What is expected:
Scan the data below for the string "World". Show every line where it turns up.

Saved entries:

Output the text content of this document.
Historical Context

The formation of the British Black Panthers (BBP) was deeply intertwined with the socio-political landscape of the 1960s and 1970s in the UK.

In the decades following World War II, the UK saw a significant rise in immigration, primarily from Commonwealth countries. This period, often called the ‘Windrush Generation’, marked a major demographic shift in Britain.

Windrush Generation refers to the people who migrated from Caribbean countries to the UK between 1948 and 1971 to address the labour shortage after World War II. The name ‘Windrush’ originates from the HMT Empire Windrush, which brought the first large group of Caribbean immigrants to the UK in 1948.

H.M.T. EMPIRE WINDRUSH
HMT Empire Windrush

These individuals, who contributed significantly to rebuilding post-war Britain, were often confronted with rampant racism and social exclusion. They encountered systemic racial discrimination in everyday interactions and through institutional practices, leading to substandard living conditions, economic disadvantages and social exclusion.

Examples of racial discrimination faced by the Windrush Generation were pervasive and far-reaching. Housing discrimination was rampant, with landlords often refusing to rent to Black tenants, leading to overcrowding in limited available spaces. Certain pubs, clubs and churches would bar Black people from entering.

* * *

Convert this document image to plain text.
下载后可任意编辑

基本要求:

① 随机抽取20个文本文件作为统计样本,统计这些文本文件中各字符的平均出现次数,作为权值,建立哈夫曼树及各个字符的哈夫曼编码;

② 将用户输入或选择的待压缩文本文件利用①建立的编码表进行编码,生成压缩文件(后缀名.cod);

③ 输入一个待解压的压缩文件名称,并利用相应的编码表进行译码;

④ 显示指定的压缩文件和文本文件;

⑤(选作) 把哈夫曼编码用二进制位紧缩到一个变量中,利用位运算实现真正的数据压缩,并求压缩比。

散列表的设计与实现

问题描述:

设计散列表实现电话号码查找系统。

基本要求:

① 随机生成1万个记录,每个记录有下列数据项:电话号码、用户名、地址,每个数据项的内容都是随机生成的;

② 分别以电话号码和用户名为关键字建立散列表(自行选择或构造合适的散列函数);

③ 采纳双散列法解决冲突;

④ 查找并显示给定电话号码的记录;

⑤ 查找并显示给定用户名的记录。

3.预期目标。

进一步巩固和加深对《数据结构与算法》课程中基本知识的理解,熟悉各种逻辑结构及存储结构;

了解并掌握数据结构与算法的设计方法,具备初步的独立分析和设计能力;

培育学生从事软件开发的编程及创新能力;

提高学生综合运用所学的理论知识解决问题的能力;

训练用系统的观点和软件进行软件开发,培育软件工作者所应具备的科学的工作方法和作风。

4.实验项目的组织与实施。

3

Exercise response:
In the decades following World War II, the UK saw a significant rise in immigration, primarily from Commonwealth countries. This period, often called the ‘Windrush Generation’, marked a major demographic shift in Britain.
Windrush Generation refers to the people who migrated from Caribbean countries to the UK between 1948 and 1971 to address the labour shortage after World War II. The name ‘Windrush’ originates from the HMT Empire Windrush, which brought the first large group of Caribbean immigrants to the UK in 1948.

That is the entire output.